* Requirement
Return the number of lines that include the string "page", without any other text.

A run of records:
******

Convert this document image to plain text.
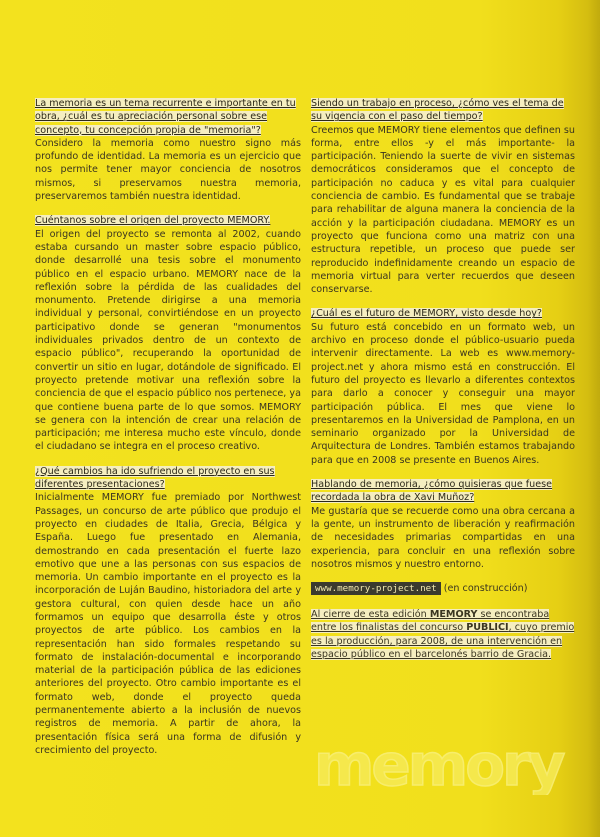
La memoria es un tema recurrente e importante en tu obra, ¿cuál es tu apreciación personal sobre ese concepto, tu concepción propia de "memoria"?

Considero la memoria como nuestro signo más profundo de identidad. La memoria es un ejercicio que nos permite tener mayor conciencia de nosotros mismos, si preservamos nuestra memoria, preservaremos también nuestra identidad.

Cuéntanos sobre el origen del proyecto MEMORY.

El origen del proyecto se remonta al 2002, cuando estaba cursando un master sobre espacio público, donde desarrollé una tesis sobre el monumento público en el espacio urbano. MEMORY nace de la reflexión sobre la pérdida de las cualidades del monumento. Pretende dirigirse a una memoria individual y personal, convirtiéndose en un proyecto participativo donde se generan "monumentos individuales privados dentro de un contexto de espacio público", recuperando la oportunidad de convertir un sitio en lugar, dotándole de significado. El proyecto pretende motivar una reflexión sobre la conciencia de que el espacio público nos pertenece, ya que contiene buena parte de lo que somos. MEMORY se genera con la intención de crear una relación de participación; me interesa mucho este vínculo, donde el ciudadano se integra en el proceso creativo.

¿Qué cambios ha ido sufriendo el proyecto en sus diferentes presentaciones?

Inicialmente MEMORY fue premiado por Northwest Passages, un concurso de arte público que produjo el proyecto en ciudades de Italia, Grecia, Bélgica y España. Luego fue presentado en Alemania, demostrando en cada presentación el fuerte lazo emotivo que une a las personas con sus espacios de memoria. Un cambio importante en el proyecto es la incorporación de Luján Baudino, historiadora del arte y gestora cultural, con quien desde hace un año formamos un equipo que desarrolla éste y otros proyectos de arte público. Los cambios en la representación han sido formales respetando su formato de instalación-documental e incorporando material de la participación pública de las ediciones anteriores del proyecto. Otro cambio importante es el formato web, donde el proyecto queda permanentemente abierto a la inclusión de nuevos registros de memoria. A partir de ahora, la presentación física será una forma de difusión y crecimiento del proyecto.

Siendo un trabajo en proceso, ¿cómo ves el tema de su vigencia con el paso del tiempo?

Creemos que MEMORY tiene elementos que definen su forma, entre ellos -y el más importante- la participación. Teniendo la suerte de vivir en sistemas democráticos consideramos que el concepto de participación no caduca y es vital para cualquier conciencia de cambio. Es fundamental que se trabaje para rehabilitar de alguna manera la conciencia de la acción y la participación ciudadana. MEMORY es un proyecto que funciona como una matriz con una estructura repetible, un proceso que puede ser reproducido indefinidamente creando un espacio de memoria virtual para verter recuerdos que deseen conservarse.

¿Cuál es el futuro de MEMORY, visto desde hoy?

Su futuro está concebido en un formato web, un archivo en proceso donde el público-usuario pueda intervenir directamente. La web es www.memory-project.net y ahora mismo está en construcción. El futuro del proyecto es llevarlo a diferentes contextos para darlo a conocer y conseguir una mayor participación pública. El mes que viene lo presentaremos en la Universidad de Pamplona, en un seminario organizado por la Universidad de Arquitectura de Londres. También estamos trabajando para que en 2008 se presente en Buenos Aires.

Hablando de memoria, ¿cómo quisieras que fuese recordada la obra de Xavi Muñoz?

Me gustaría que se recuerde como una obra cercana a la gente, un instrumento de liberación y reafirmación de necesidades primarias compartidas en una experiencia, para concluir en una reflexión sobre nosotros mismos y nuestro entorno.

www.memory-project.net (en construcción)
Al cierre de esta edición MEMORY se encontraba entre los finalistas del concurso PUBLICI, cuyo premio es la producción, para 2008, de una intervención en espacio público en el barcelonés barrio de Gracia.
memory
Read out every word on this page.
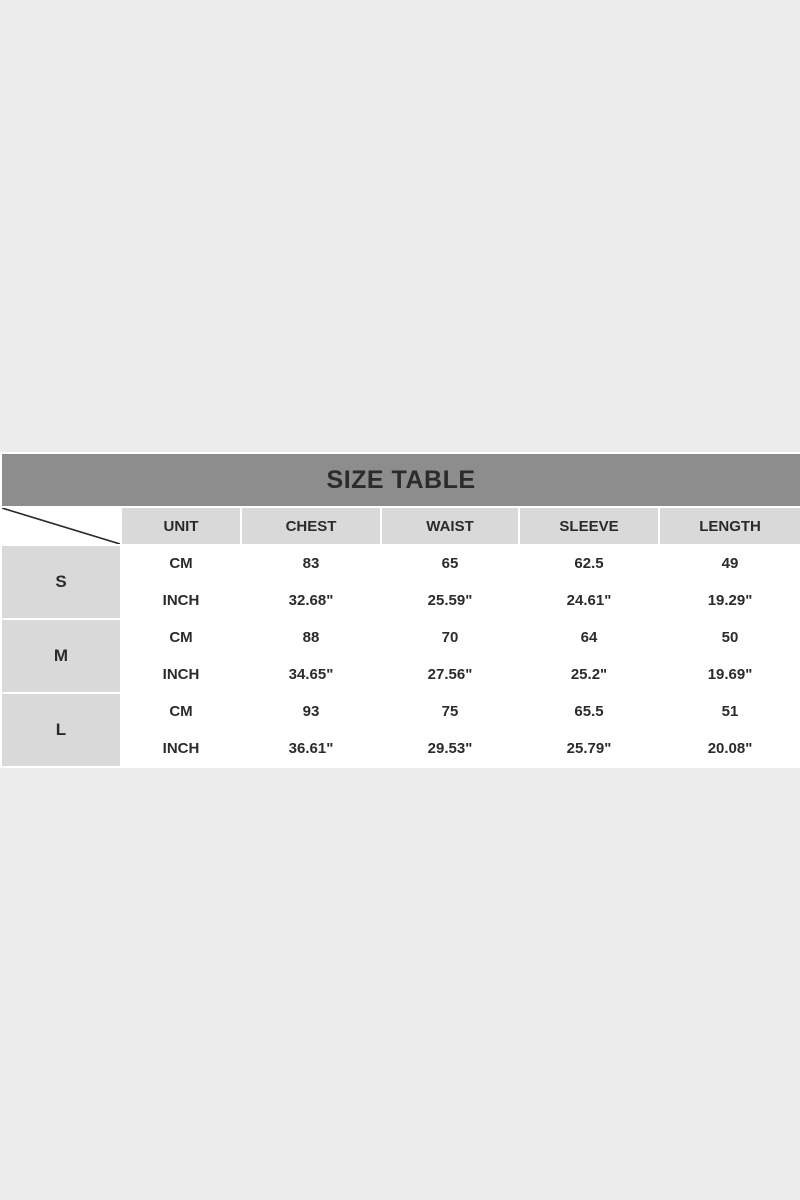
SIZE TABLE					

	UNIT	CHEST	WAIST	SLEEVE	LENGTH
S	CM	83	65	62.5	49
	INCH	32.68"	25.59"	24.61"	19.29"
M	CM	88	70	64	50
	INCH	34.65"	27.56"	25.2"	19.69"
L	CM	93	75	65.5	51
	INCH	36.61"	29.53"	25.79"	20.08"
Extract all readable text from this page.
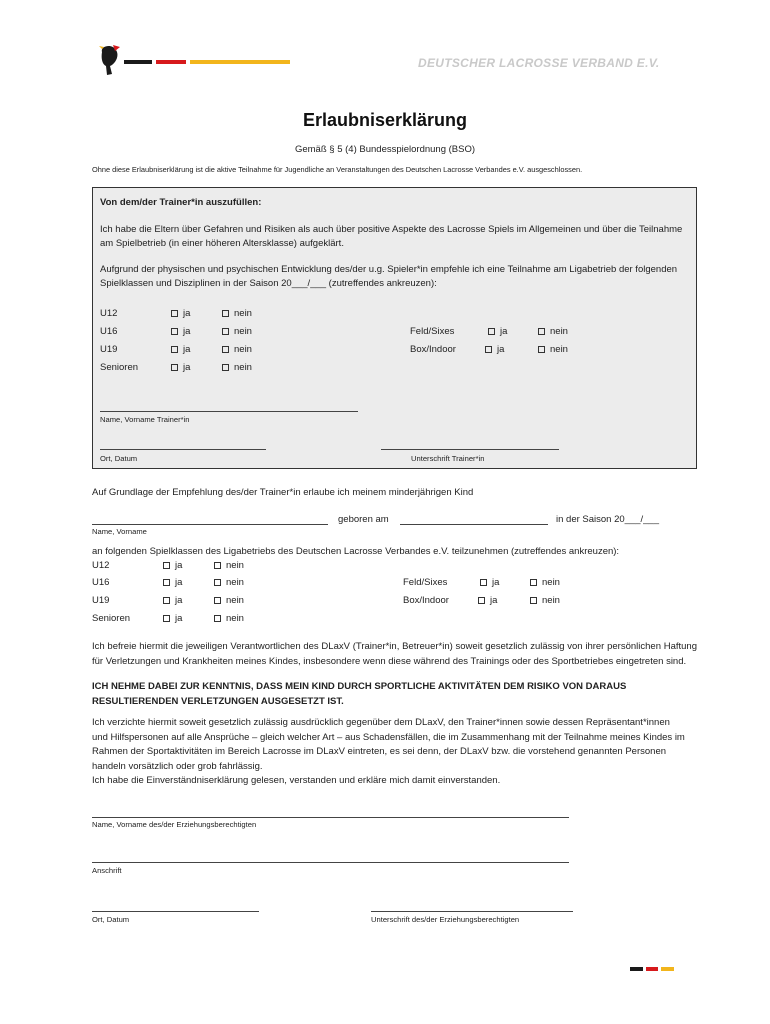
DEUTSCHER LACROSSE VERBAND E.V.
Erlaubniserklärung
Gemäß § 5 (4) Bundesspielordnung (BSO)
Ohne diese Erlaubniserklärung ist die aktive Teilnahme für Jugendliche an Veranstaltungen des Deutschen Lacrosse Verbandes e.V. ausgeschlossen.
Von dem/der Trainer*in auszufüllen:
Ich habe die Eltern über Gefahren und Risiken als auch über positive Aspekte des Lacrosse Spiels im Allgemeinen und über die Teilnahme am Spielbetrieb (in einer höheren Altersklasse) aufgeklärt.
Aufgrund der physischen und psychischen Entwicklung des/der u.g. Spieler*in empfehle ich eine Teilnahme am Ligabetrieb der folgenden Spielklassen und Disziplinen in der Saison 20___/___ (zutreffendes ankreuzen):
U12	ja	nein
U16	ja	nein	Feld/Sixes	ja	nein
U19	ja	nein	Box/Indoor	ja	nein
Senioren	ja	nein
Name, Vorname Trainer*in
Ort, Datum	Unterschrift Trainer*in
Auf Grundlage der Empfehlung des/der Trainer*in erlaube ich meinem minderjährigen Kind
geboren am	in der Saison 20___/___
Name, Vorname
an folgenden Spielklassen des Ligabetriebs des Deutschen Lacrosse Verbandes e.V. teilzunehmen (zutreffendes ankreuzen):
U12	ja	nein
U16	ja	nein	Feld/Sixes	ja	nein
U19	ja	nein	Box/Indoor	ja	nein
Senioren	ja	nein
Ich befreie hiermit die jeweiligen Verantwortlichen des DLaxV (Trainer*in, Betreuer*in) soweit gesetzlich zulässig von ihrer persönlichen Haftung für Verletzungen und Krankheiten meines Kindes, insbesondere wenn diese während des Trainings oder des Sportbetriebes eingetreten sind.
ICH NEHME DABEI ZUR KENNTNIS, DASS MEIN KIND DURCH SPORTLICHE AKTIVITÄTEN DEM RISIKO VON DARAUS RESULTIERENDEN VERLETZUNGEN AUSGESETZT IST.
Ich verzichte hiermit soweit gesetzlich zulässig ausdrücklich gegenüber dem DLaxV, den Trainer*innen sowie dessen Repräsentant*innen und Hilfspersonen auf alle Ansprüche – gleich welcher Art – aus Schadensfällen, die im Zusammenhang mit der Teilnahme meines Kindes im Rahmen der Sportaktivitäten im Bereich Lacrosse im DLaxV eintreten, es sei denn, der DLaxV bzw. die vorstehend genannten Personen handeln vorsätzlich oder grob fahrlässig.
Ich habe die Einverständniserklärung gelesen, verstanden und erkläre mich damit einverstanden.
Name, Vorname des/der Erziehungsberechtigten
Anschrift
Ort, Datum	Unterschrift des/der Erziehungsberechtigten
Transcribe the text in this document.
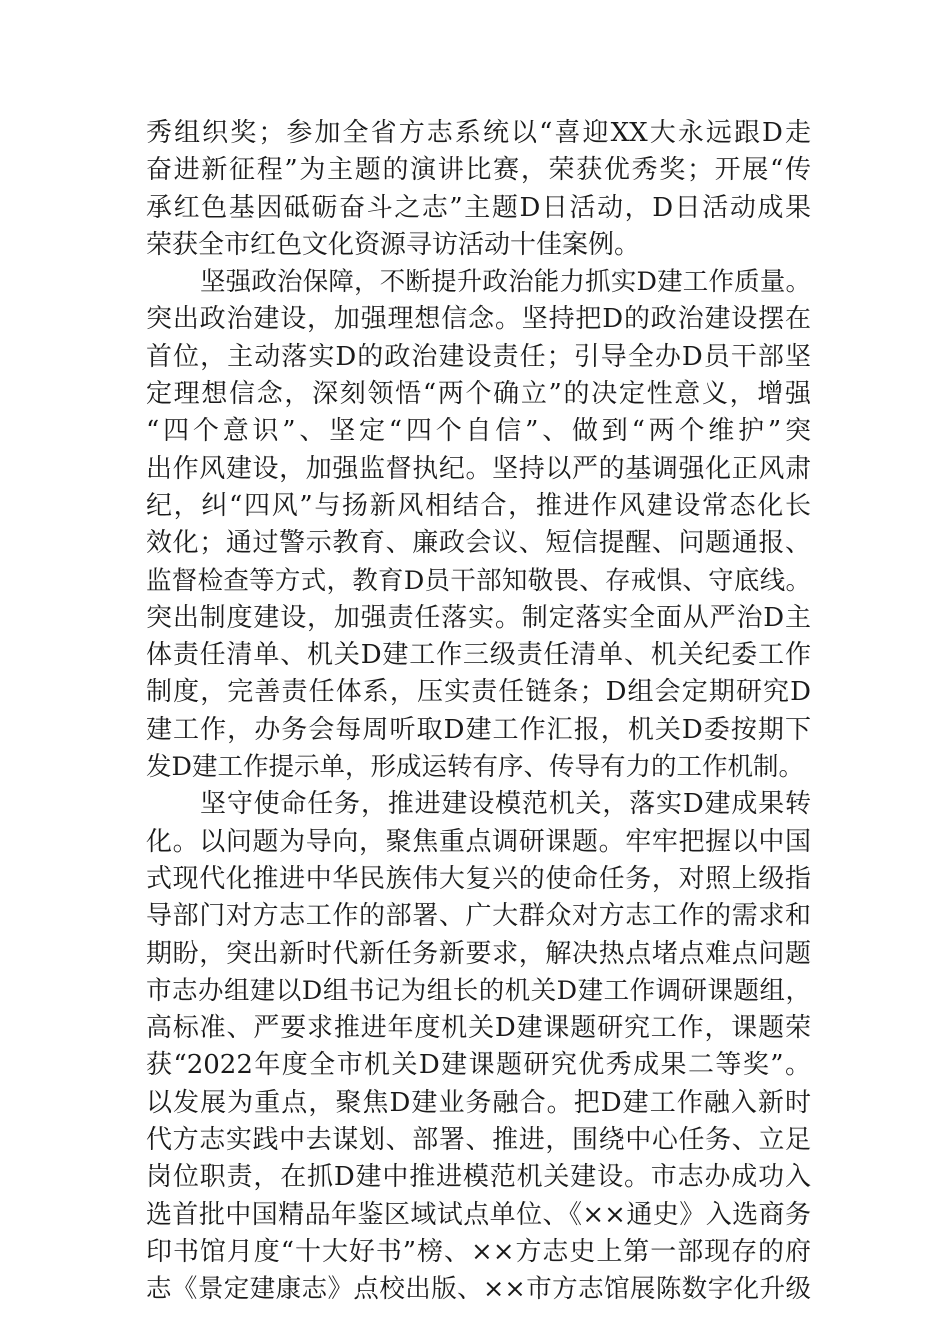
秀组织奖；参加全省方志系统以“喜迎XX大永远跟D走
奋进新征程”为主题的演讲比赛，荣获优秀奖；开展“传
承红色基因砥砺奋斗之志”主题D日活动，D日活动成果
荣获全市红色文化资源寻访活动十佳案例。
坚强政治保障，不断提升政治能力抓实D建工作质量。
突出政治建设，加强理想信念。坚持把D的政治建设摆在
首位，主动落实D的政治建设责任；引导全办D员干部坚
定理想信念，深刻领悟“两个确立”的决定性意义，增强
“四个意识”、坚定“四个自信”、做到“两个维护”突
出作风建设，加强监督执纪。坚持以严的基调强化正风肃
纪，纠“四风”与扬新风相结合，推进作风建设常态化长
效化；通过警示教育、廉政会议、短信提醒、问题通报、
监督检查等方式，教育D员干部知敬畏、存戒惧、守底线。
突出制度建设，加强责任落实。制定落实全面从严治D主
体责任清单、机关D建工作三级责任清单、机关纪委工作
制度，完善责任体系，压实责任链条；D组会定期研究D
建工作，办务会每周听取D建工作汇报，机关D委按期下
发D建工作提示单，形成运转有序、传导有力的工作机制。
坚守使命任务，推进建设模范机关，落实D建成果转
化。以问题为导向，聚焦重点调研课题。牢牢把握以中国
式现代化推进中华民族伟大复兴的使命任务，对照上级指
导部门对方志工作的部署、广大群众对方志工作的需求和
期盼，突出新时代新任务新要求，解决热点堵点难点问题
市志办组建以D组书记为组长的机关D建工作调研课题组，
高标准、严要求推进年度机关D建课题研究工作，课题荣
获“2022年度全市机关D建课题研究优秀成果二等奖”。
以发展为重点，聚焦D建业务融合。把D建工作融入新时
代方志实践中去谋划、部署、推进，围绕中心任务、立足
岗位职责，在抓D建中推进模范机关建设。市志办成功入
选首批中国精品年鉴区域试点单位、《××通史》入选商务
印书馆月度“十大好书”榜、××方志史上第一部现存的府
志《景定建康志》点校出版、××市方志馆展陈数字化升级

******

* Reply to the exercise
2